Write out every line below that includes the word "handle".

[Collected data]
* * * * * * * * *
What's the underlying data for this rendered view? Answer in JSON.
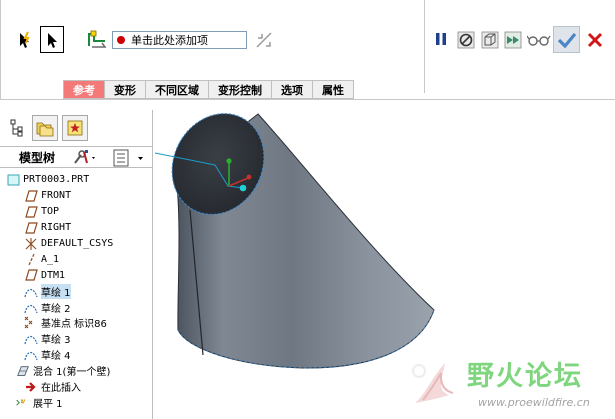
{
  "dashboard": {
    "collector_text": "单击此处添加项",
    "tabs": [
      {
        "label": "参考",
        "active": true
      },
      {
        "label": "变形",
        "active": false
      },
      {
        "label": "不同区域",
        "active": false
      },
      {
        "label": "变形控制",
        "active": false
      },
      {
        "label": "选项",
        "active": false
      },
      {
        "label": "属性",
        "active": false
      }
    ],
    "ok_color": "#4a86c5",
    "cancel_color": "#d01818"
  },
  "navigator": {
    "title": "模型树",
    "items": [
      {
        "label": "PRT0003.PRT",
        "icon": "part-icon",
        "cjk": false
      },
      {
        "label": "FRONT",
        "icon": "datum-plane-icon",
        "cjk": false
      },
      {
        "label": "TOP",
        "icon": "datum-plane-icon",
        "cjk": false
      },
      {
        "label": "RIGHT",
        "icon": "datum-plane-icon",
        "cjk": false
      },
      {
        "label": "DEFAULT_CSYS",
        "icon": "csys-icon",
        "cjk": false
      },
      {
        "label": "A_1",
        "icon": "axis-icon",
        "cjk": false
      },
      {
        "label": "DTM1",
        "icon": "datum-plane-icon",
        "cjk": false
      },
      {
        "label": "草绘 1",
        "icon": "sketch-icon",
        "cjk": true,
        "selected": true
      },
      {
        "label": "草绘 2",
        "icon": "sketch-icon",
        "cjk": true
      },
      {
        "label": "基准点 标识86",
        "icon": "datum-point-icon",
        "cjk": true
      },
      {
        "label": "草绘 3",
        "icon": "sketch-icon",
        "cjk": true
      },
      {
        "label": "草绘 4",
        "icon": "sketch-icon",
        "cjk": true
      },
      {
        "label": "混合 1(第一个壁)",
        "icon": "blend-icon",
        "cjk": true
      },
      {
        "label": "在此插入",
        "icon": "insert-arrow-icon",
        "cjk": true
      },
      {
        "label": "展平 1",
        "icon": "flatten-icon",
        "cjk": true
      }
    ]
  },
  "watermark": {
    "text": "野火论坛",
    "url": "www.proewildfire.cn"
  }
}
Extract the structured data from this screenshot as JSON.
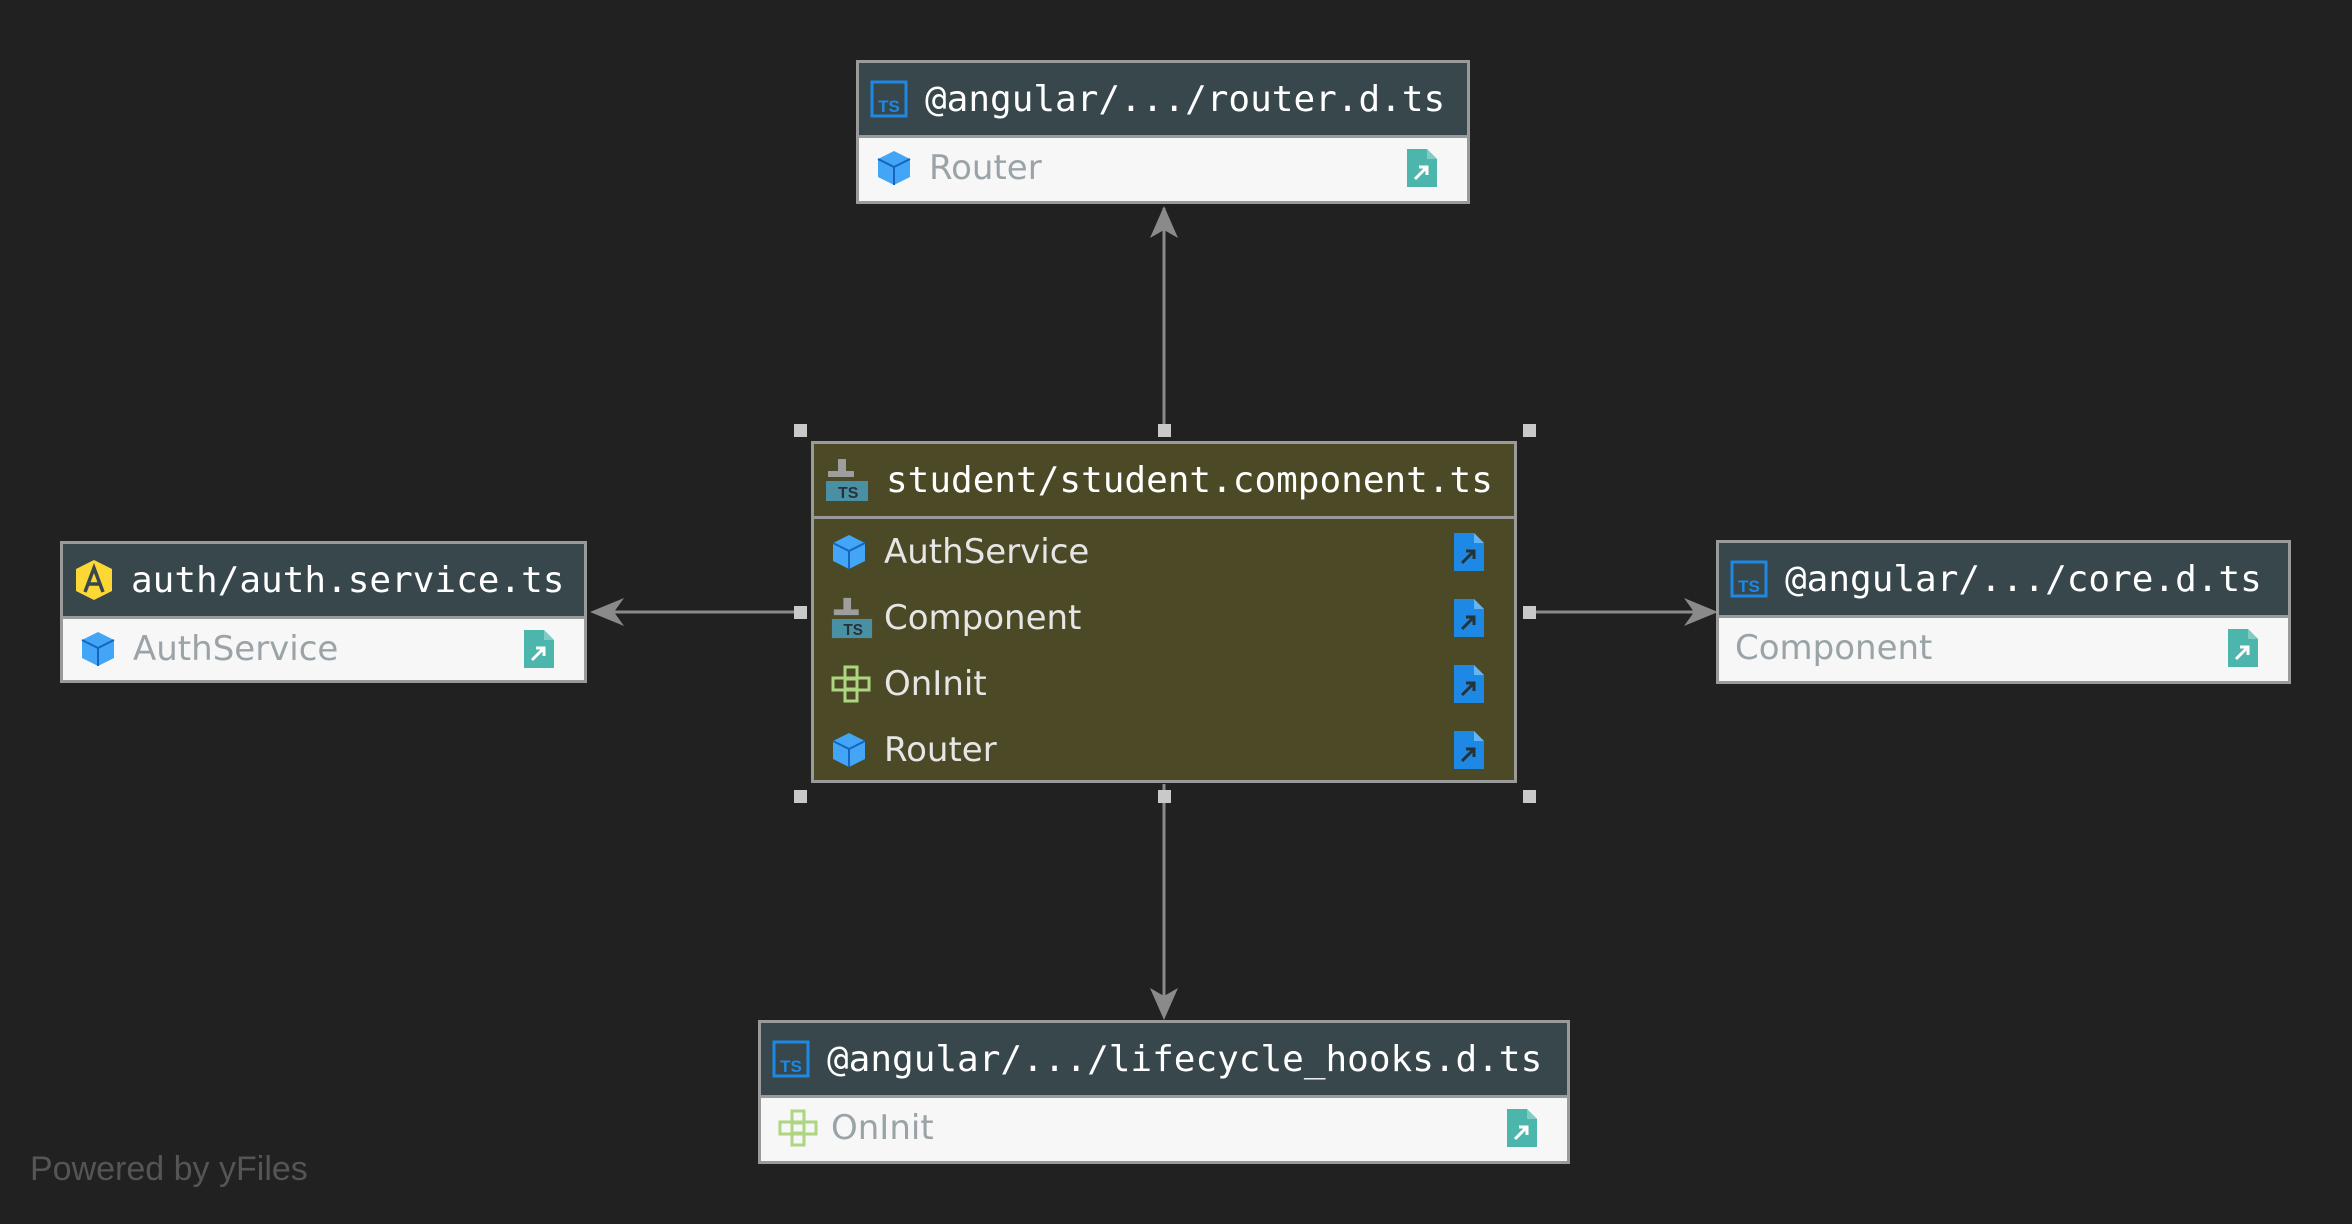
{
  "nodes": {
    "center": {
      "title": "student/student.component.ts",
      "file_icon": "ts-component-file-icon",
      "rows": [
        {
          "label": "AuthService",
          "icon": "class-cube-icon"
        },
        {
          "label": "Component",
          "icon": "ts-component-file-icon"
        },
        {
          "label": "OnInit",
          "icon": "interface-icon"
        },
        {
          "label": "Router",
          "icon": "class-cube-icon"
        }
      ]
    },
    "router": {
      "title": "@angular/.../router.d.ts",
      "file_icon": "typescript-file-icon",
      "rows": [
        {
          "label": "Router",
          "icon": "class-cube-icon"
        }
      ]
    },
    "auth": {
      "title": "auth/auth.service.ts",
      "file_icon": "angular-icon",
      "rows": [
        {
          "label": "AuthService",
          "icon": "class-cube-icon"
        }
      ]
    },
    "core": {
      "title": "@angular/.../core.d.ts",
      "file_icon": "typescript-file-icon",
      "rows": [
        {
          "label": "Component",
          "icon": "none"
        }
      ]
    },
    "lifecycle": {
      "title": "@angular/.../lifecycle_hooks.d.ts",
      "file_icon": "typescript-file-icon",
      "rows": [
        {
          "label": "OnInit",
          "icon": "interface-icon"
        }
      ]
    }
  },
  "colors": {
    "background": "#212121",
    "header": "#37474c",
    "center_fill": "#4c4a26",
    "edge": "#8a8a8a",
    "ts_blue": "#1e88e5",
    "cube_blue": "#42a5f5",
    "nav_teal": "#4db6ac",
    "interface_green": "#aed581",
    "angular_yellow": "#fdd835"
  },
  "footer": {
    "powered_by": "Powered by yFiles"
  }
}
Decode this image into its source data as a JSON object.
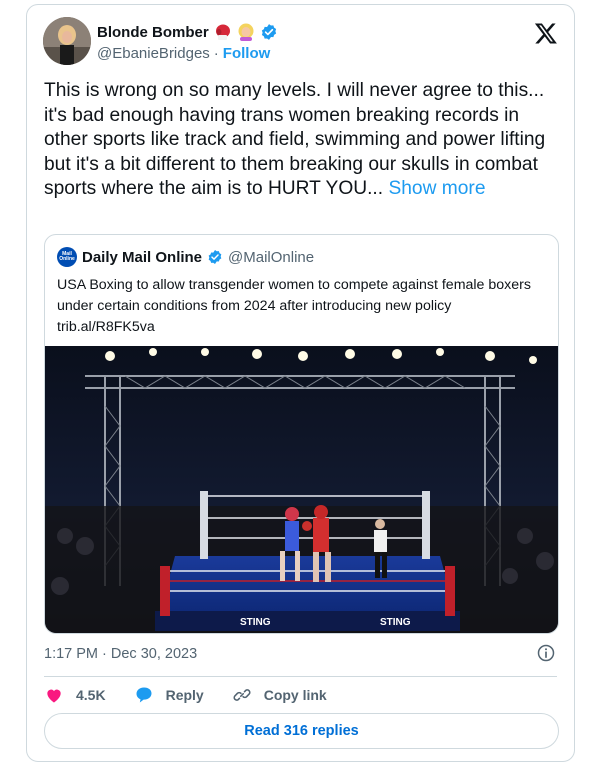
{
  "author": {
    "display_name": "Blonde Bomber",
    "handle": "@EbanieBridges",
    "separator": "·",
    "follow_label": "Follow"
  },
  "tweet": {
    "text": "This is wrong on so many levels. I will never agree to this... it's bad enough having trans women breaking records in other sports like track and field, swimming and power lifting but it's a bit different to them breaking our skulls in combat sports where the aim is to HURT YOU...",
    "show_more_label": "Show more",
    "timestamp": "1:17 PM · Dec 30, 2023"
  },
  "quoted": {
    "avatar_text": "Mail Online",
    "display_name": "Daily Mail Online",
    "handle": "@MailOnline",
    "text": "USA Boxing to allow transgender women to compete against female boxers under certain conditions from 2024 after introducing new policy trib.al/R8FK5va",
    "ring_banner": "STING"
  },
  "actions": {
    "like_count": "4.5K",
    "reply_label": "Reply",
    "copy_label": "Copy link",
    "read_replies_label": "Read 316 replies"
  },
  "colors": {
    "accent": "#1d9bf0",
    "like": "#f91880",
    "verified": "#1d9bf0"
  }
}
* * * * * * * * *
▶ [RESULT]:
    "handle": "@EbanieBridges",
    "handle": "@MailOnline",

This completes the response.